> _Problem requirements_: Return only this: the line with "Extract the chart's" and all the lines that follow it below, through the final one, exactly as they are.

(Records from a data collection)
:::

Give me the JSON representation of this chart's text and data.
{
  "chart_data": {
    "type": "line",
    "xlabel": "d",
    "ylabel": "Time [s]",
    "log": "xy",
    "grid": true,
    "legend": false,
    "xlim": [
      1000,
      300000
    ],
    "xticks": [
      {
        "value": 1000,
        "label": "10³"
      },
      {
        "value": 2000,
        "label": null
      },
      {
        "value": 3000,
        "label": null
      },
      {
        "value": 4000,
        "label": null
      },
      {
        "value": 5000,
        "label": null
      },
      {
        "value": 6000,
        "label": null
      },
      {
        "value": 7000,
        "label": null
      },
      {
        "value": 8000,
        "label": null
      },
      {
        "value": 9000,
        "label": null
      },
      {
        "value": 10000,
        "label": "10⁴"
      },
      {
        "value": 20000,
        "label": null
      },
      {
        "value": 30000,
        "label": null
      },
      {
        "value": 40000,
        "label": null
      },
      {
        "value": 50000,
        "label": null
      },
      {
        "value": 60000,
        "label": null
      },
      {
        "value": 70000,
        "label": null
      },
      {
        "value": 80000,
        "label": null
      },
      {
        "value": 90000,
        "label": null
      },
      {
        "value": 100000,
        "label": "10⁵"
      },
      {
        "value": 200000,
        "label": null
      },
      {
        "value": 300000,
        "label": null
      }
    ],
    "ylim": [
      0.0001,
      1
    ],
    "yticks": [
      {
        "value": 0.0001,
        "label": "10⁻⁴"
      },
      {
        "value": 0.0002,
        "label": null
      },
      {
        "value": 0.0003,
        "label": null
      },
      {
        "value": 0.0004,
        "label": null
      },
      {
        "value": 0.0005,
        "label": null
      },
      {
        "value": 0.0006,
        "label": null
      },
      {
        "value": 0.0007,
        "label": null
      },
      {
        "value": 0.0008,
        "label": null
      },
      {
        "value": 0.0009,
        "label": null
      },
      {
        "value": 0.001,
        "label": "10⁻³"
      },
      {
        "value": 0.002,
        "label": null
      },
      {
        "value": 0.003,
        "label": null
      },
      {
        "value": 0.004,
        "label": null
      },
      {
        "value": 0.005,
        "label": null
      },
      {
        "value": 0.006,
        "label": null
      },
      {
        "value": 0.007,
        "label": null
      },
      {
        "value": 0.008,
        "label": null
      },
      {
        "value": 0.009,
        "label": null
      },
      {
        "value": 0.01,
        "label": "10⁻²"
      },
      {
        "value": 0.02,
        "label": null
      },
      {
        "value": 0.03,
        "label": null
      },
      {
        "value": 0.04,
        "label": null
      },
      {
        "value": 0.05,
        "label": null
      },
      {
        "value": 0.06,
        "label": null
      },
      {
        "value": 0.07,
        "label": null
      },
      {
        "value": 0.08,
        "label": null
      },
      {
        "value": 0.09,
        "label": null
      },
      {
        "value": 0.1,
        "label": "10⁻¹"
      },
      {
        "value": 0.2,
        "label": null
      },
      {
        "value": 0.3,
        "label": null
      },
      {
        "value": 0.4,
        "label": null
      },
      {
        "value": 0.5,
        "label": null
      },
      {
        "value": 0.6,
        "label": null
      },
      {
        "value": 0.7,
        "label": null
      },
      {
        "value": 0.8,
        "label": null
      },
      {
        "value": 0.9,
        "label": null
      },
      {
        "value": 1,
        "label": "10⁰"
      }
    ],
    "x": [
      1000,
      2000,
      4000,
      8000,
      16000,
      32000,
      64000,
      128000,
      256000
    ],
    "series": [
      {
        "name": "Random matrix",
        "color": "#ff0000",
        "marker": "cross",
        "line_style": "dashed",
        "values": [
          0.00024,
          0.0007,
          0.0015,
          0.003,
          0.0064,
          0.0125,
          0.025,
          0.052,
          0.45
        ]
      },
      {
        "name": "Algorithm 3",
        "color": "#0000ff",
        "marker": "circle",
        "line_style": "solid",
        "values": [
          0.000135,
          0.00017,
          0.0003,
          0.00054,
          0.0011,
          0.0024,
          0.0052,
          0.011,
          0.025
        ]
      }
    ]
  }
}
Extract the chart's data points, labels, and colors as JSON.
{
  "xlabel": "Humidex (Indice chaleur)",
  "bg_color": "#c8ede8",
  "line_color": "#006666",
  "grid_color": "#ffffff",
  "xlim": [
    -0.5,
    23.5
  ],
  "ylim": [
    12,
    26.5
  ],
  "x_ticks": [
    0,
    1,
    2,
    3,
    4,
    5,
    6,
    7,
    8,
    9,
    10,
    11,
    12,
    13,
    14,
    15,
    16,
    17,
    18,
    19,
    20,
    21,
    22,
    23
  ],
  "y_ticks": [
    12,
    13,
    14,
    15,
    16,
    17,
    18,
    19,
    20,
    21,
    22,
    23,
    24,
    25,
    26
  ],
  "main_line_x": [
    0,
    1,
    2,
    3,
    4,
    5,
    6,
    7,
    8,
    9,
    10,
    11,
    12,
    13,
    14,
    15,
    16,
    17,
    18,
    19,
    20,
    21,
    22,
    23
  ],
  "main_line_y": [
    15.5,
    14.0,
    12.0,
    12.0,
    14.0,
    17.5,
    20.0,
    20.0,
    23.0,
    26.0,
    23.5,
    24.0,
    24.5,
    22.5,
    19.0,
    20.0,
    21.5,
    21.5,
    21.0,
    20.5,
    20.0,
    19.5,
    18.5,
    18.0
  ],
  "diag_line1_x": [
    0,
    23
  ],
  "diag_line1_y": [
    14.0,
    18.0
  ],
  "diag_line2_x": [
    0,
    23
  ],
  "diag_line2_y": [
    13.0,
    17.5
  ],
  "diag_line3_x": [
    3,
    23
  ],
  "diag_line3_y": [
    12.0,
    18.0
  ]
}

:::

> _Result of this task_:
Extract the chart's data points, labels, and colors as JSON.
{
  "xlabel": "Humidex (Indice chaleur)",
  "bg_color": "#c8ede8",
  "line_color": "#006666",
  "grid_color": "#ffffff",
  "xlim": [
    -0.5,
    23.5
  ],
  "ylim": [
    12,
    26.5
  ],
  "x_ticks": [
    0,
    1,
    2,
    3,
    4,
    5,
    6,
    7,
    8,
    9,
    10,
    11,
    12,
    13,
    14,
    15,
    16,
    17,
    18,
    19,
    20,
    21,
    22,
    23
  ],
  "y_ticks": [
    12,
    13,
    14,
    15,
    16,
    17,
    18,
    19,
    20,
    21,
    22,
    23,
    24,
    25,
    26
  ],
  "main_line_x": [
    0,
    1,
    2,
    3,
    4,
    5,
    6,
    7,
    8,
    9,
    10,
    11,
    12,
    13,
    14,
    15,
    16,
    17,
    18,
    19,
    20,
    21,
    22,
    23
  ],
  "main_line_y": [
    15.5,
    14.0,
    12.0,
    12.0,
    14.0,
    17.5,
    20.0,
    20.0,
    23.0,
    26.0,
    23.5,
    24.0,
    24.5,
    22.5,
    19.0,
    20.0,
    21.5,
    21.5,
    21.0,
    20.5,
    20.0,
    19.5,
    18.5,
    18.0
  ],
  "diag_line1_x": [
    0,
    23
  ],
  "diag_line1_y": [
    14.0,
    18.0
  ],
  "diag_line2_x": [
    0,
    23
  ],
  "diag_line2_y": [
    13.0,
    17.5
  ],
  "diag_line3_x": [
    3,
    23
  ],
  "diag_line3_y": [
    12.0,
    18.0
  ]
}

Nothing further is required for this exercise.